- The request -
Transcribe every line exactly. Leave the pictures behind.

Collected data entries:

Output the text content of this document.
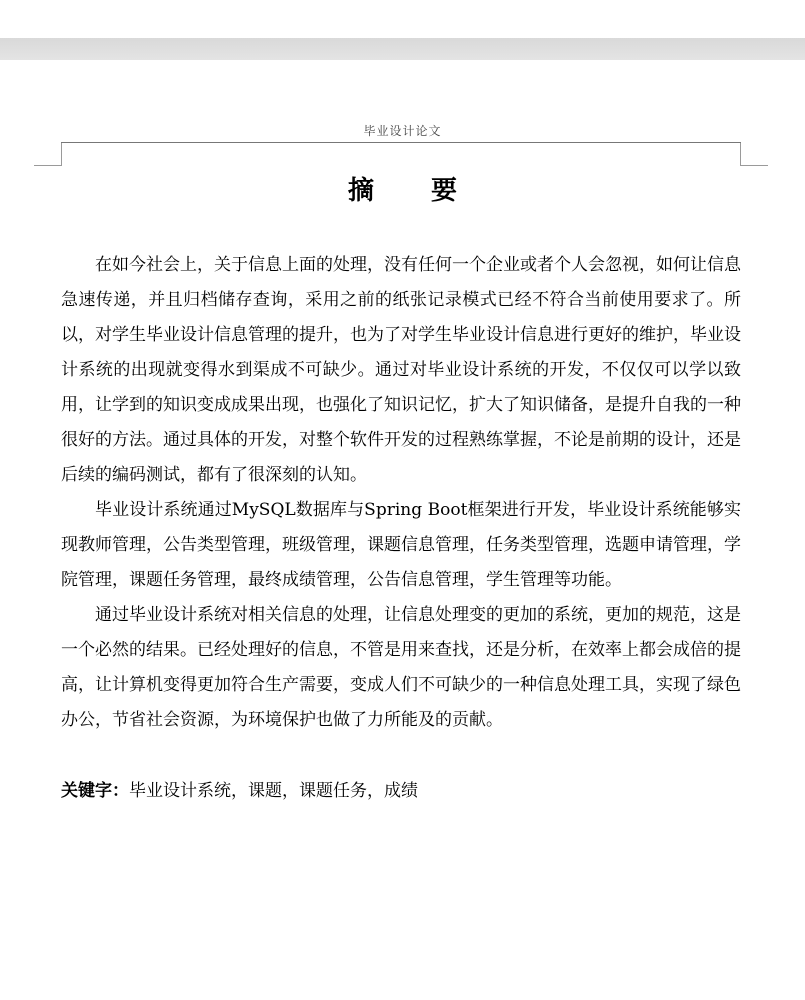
毕业设计论文
摘 要

在如今社会上，关于信息上面的处理，没有任何一个企业或者个人会忽视，如何让信息急速传递，并且归档储存查询，采用之前的纸张记录模式已经不符合当前使用要求了。所以，对学生毕业设计信息管理的提升，也为了对学生毕业设计信息进行更好的维护，毕业设计系统的出现就变得水到渠成不可缺少。通过对毕业设计系统的开发，不仅仅可以学以致用，让学到的知识变成成果出现，也强化了知识记忆，扩大了知识储备，是提升自我的一种很好的方法。通过具体的开发，对整个软件开发的过程熟练掌握，不论是前期的设计，还是后续的编码测试，都有了很深刻的认知。

毕业设计系统通过MySQL数据库与Spring Boot框架进行开发，毕业设计系统能够实现教师管理，公告类型管理，班级管理，课题信息管理，任务类型管理，选题申请管理，学院管理，课题任务管理，最终成绩管理，公告信息管理，学生管理等功能。

通过毕业设计系统对相关信息的处理，让信息处理变的更加的系统，更加的规范，这是一个必然的结果。已经处理好的信息，不管是用来查找，还是分析，在效率上都会成倍的提高，让计算机变得更加符合生产需要，变成人们不可缺少的一种信息处理工具，实现了绿色办公，节省社会资源，为环境保护也做了力所能及的贡献。

关键字：毕业设计系统，课题，课题任务，成绩
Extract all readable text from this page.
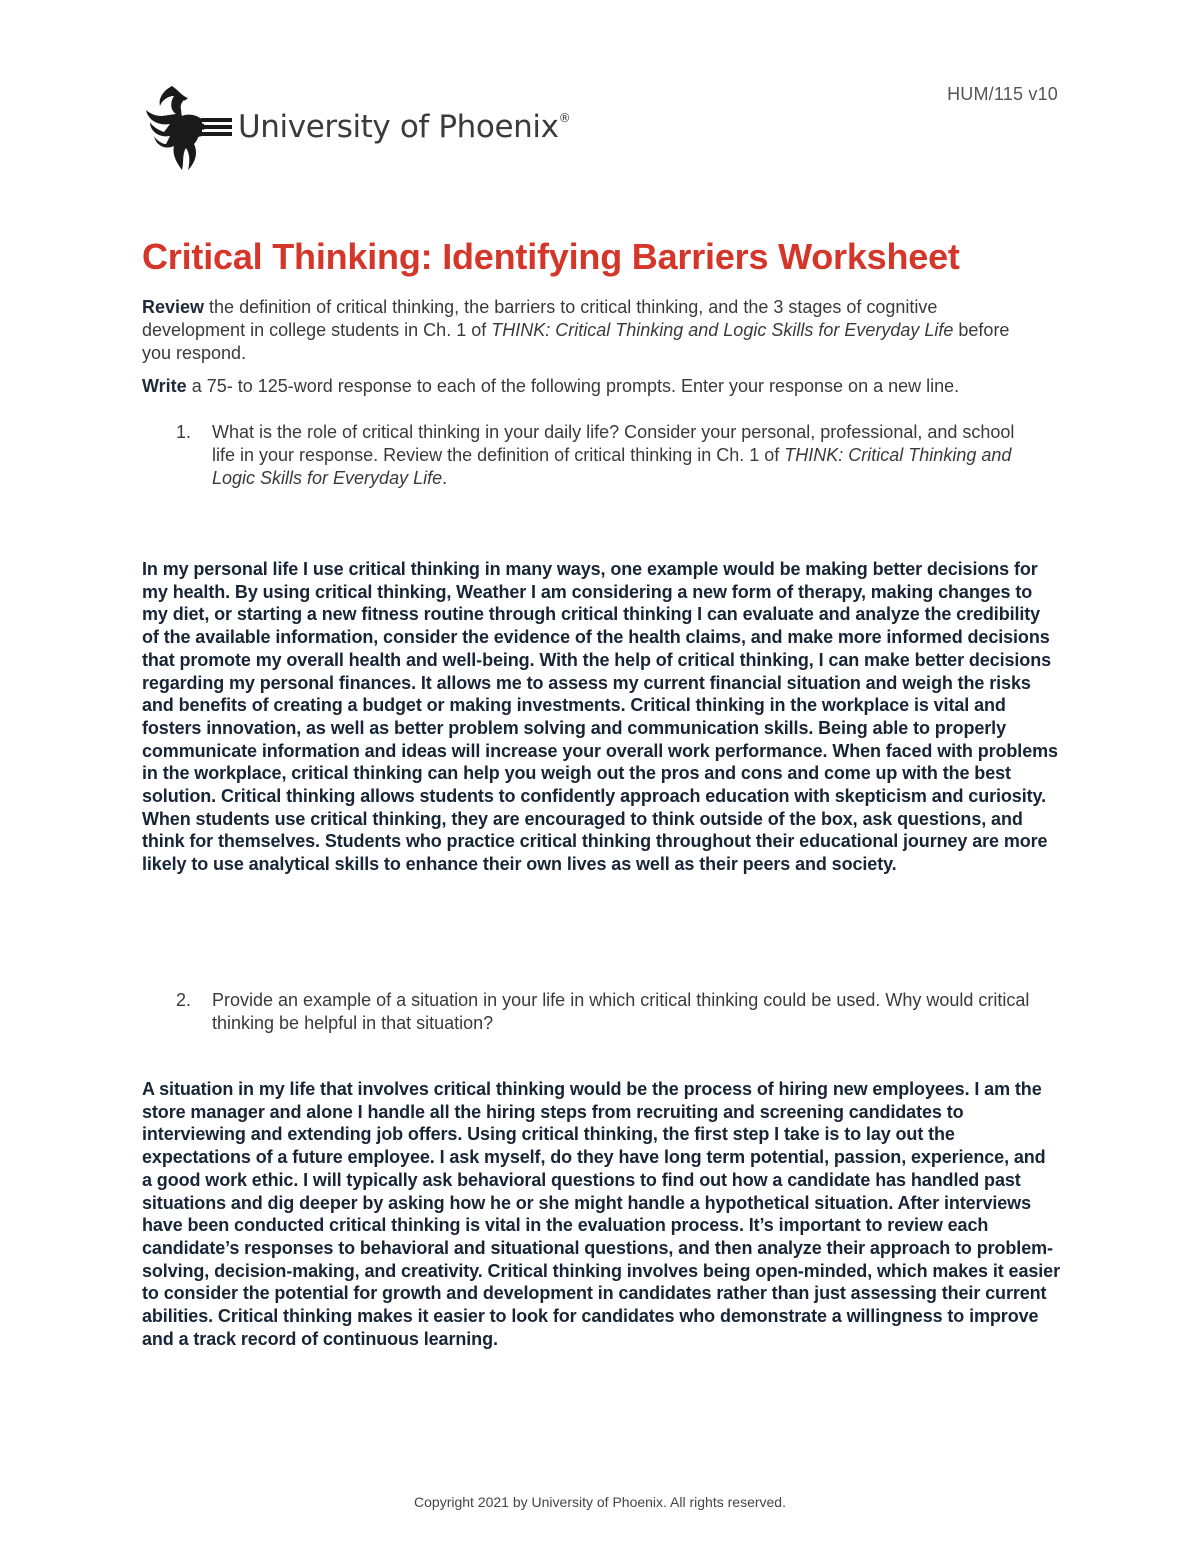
HUM/115 v10
University of Phoenix®
Critical Thinking: Identifying Barriers Worksheet
Review the definition of critical thinking, the barriers to critical thinking, and the 3 stages of cognitive development in college students in Ch. 1 of THINK: Critical Thinking and Logic Skills for Everyday Life before you respond.
Write a 75- to 125-word response to each of the following prompts. Enter your response on a new line.
1.	What is the role of critical thinking in your daily life? Consider your personal, professional, and school life in your response. Review the definition of critical thinking in Ch. 1 of THINK: Critical Thinking and Logic Skills for Everyday Life.
In my personal life I use critical thinking in many ways, one example would be making better decisions for my health. By using critical thinking, Weather I am considering a new form of therapy, making changes to my diet, or starting a new fitness routine through critical thinking I can evaluate and analyze the credibility of the available information, consider the evidence of the health claims, and make more informed decisions that promote my overall health and well-being. With the help of critical thinking, I can make better decisions regarding my personal finances. It allows me to assess my current financial situation and weigh the risks and benefits of creating a budget or making investments. Critical thinking in the workplace is vital and fosters innovation, as well as better problem solving and communication skills. Being able to properly communicate information and ideas will increase your overall work performance. When faced with problems in the workplace, critical thinking can help you weigh out the pros and cons and come up with the best solution. Critical thinking allows students to confidently approach education with skepticism and curiosity. When students use critical thinking, they are encouraged to think outside of the box, ask questions, and think for themselves. Students who practice critical thinking throughout their educational journey are more likely to use analytical skills to enhance their own lives as well as their peers and society.
2.	Provide an example of a situation in your life in which critical thinking could be used. Why would critical thinking be helpful in that situation?
A situation in my life that involves critical thinking would be the process of hiring new employees. I am the store manager and alone I handle all the hiring steps from recruiting and screening candidates to interviewing and extending job offers. Using critical thinking, the first step I take is to lay out the expectations of a future employee. I ask myself, do they have long term potential, passion, experience, and a good work ethic. I will typically ask behavioral questions to find out how a candidate has handled past situations and dig deeper by asking how he or she might handle a hypothetical situation. After interviews have been conducted critical thinking is vital in the evaluation process. It’s important to review each candidate’s responses to behavioral and situational questions, and then analyze their approach to problem-solving, decision-making, and creativity. Critical thinking involves being open-minded, which makes it easier to consider the potential for growth and development in candidates rather than just assessing their current abilities. Critical thinking makes it easier to look for candidates who demonstrate a willingness to improve and a track record of continuous learning.
Copyright 2021 by University of Phoenix. All rights reserved.
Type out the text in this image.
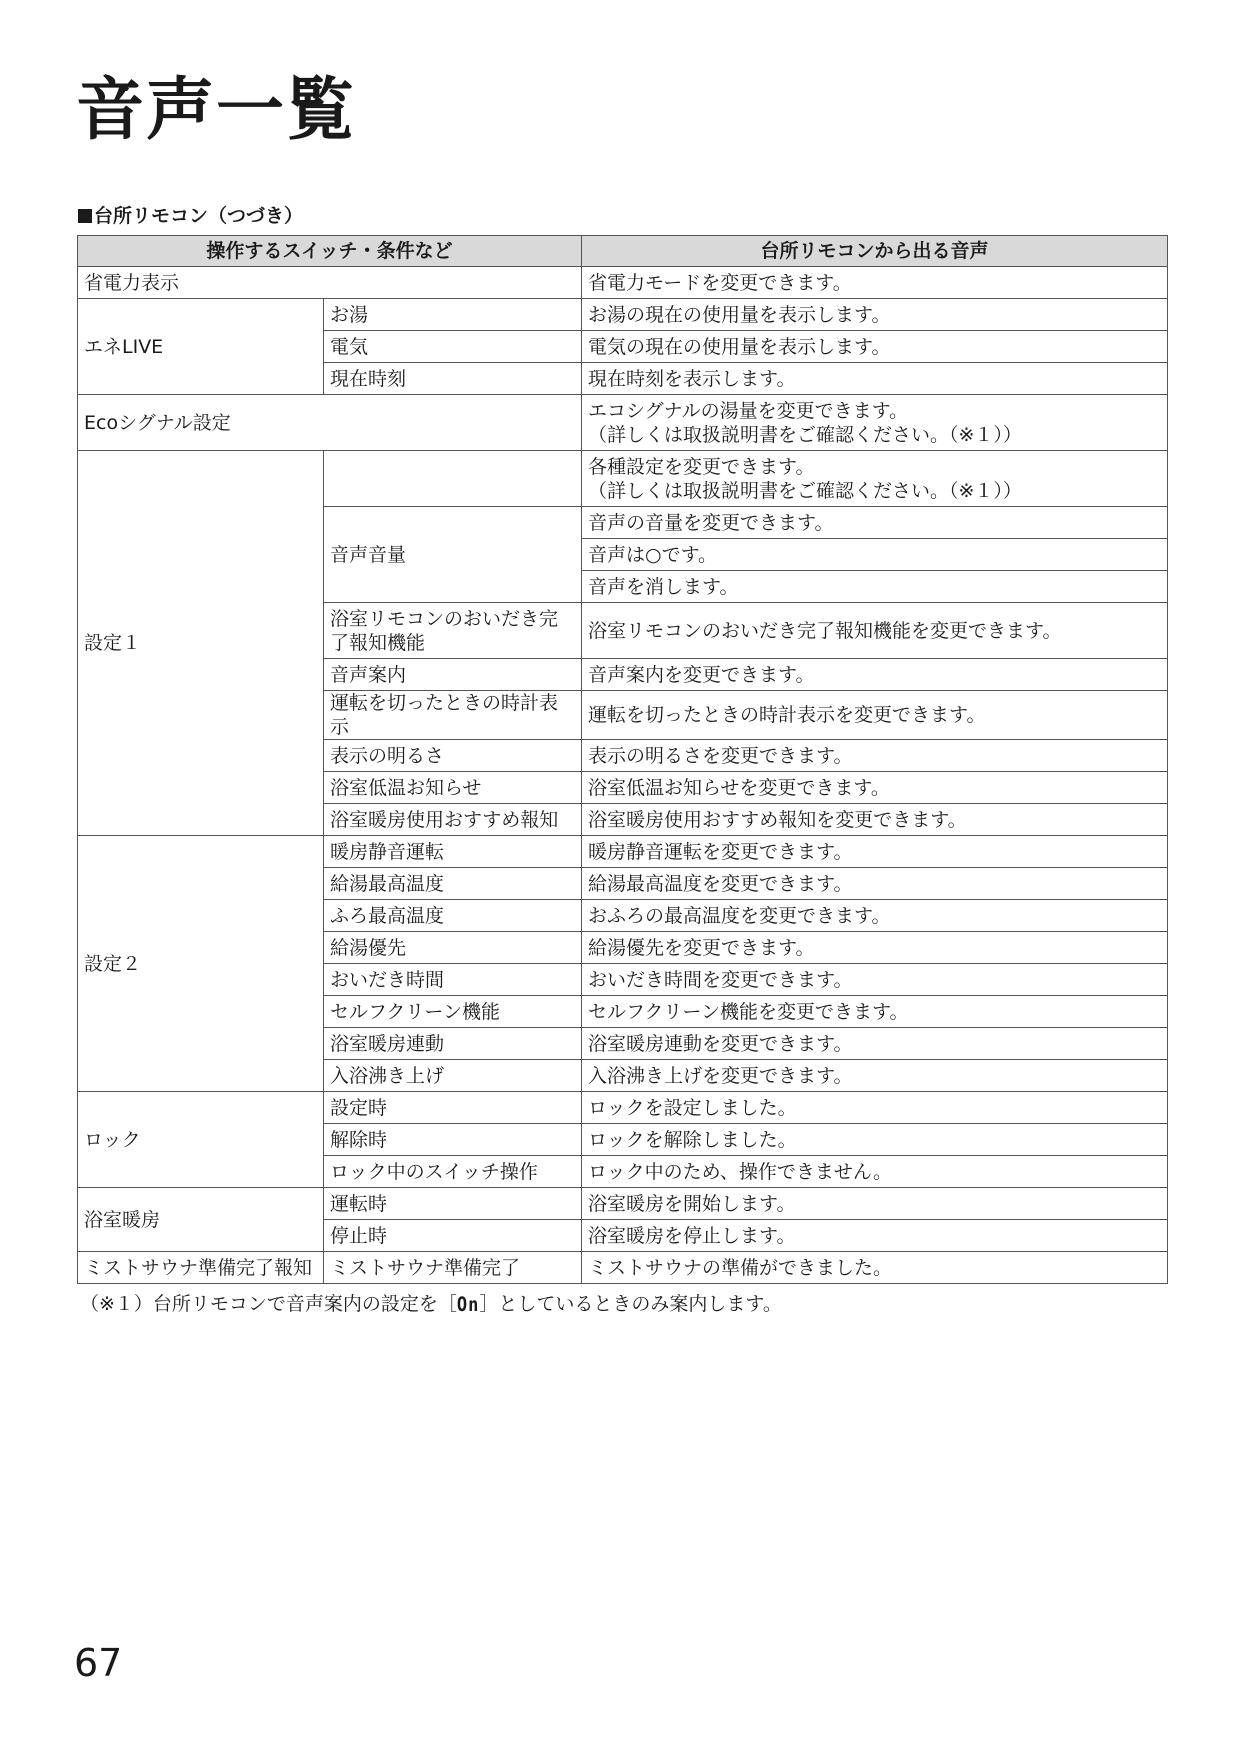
音声一覧
台所リモコン（つづき）
操作するスイッチ・条件など		台所リモコンから出る音声
省電力表示		省電力モードを変更できます。
エネLIVE	お湯	お湯の現在の使用量を表示します。
	電気	電気の現在の使用量を表示します。
	現在時刻	現在時刻を表示します。
Ecoシグナル設定		エコシグナルの湯量を変更できます。
（詳しくは取扱説明書をご確認ください。（※１））

設定１		各種設定を変更できます。
（詳しくは取扱説明書をご確認ください。（※１））

	音声音量	音声の音量を変更できます。
		音声は○です。
		音声を消します。
	浴室リモコンのおいだき完了報知機能	浴室リモコンのおいだき完了報知機能を変更できます。
	音声案内	音声案内を変更できます。
	運転を切ったときの時計表示	運転を切ったときの時計表示を変更できます。
	表示の明るさ	表示の明るさを変更できます。
	浴室低温お知らせ	浴室低温お知らせを変更できます。
	浴室暖房使用おすすめ報知	浴室暖房使用おすすめ報知を変更できます。
設定２	暖房静音運転	暖房静音運転を変更できます。
	給湯最高温度	給湯最高温度を変更できます。
	ふろ最高温度	おふろの最高温度を変更できます。
	給湯優先	給湯優先を変更できます。
	おいだき時間	おいだき時間を変更できます。
	セルフクリーン機能	セルフクリーン機能を変更できます。
	浴室暖房連動	浴室暖房連動を変更できます。
	入浴沸き上げ	入浴沸き上げを変更できます。
ロック	設定時	ロックを設定しました。
	解除時	ロックを解除しました。
	ロック中のスイッチ操作	ロック中のため、操作できません。
浴室暖房	運転時	浴室暖房を開始します。
	停止時	浴室暖房を停止します。
ミストサウナ準備完了報知	ミストサウナ準備完了	ミストサウナの準備ができました。
（※１）台所リモコンで音声案内の設定を［On］としているときのみ案内します。
67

- Reply to the task -
Output the text content of this document.
毕业设计论文
摘 要

在如今社会上，关于信息上面的处理，没有任何一个企业或者个人会忽视，如何让信息急速传递，并且归档储存查询，采用之前的纸张记录模式已经不符合当前使用要求了。所以，对学生毕业设计信息管理的提升，也为了对学生毕业设计信息进行更好的维护，毕业设计系统的出现就变得水到渠成不可缺少。通过对毕业设计系统的开发，不仅仅可以学以致用，让学到的知识变成成果出现，也强化了知识记忆，扩大了知识储备，是提升自我的一种很好的方法。通过具体的开发，对整个软件开发的过程熟练掌握，不论是前期的设计，还是后续的编码测试，都有了很深刻的认知。

毕业设计系统通过MySQL数据库与Spring Boot框架进行开发，毕业设计系统能够实现教师管理，公告类型管理，班级管理，课题信息管理，任务类型管理，选题申请管理，学院管理，课题任务管理，最终成绩管理，公告信息管理，学生管理等功能。

通过毕业设计系统对相关信息的处理，让信息处理变的更加的系统，更加的规范，这是一个必然的结果。已经处理好的信息，不管是用来查找，还是分析，在效率上都会成倍的提高，让计算机变得更加符合生产需要，变成人们不可缺少的一种信息处理工具，实现了绿色办公，节省社会资源，为环境保护也做了力所能及的贡献。

关键字：毕业设计系统，课题，课题任务，成绩
Extract all readable text from this page.
HUM/115 v10
University of Phoenix®
Critical Thinking: Identifying Barriers Worksheet
Review the definition of critical thinking, the barriers to critical thinking, and the 3 stages of cognitive development in college students in Ch. 1 of THINK: Critical Thinking and Logic Skills for Everyday Life before you respond.
Write a 75- to 125-word response to each of the following prompts. Enter your response on a new line.
1.	What is the role of critical thinking in your daily life? Consider your personal, professional, and school life in your response. Review the definition of critical thinking in Ch. 1 of THINK: Critical Thinking and Logic Skills for Everyday Life.
In my personal life I use critical thinking in many ways, one example would be making better decisions for my health. By using critical thinking, Weather I am considering a new form of therapy, making changes to my diet, or starting a new fitness routine through critical thinking I can evaluate and analyze the credibility of the available information, consider the evidence of the health claims, and make more informed decisions that promote my overall health and well-being. With the help of critical thinking, I can make better decisions regarding my personal finances. It allows me to assess my current financial situation and weigh the risks and benefits of creating a budget or making investments. Critical thinking in the workplace is vital and fosters innovation, as well as better problem solving and communication skills. Being able to properly communicate information and ideas will increase your overall work performance. When faced with problems in the workplace, critical thinking can help you weigh out the pros and cons and come up with the best solution. Critical thinking allows students to confidently approach education with skepticism and curiosity. When students use critical thinking, they are encouraged to think outside of the box, ask questions, and think for themselves. Students who practice critical thinking throughout their educational journey are more likely to use analytical skills to enhance their own lives as well as their peers and society.
2.	Provide an example of a situation in your life in which critical thinking could be used. Why would critical thinking be helpful in that situation?
A situation in my life that involves critical thinking would be the process of hiring new employees. I am the store manager and alone I handle all the hiring steps from recruiting and screening candidates to interviewing and extending job offers. Using critical thinking, the first step I take is to lay out the expectations of a future employee. I ask myself, do they have long term potential, passion, experience, and a good work ethic. I will typically ask behavioral questions to find out how a candidate has handled past situations and dig deeper by asking how he or she might handle a hypothetical situation. After interviews have been conducted critical thinking is vital in the evaluation process. It’s important to review each candidate’s responses to behavioral and situational questions, and then analyze their approach to problem-solving, decision-making, and creativity. Critical thinking involves being open-minded, which makes it easier to consider the potential for growth and development in candidates rather than just assessing their current abilities. Critical thinking makes it easier to look for candidates who demonstrate a willingness to improve and a track record of continuous learning.
Copyright 2021 by University of Phoenix. All rights reserved.
Type out the text in this image.
音声一覧
台所リモコン（つづき）
操作するスイッチ・条件など		台所リモコンから出る音声
省電力表示		省電力モードを変更できます。
エネLIVE	お湯	お湯の現在の使用量を表示します。
	電気	電気の現在の使用量を表示します。
	現在時刻	現在時刻を表示します。
Ecoシグナル設定		エコシグナルの湯量を変更できます。
（詳しくは取扱説明書をご確認ください。（※１））

設定１		各種設定を変更できます。
（詳しくは取扱説明書をご確認ください。（※１））

	音声音量	音声の音量を変更できます。
		音声は○です。
		音声を消します。
	浴室リモコンのおいだき完了報知機能	浴室リモコンのおいだき完了報知機能を変更できます。
	音声案内	音声案内を変更できます。
	運転を切ったときの時計表示	運転を切ったときの時計表示を変更できます。
	表示の明るさ	表示の明るさを変更できます。
	浴室低温お知らせ	浴室低温お知らせを変更できます。
	浴室暖房使用おすすめ報知	浴室暖房使用おすすめ報知を変更できます。
設定２	暖房静音運転	暖房静音運転を変更できます。
	給湯最高温度	給湯最高温度を変更できます。
	ふろ最高温度	おふろの最高温度を変更できます。
	給湯優先	給湯優先を変更できます。
	おいだき時間	おいだき時間を変更できます。
	セルフクリーン機能	セルフクリーン機能を変更できます。
	浴室暖房連動	浴室暖房連動を変更できます。
	入浴沸き上げ	入浴沸き上げを変更できます。
ロック	設定時	ロックを設定しました。
	解除時	ロックを解除しました。
	ロック中のスイッチ操作	ロック中のため、操作できません。
浴室暖房	運転時	浴室暖房を開始します。
	停止時	浴室暖房を停止します。
ミストサウナ準備完了報知	ミストサウナ準備完了	ミストサウナの準備ができました。
（※１）台所リモコンで音声案内の設定を［On］としているときのみ案内します。
67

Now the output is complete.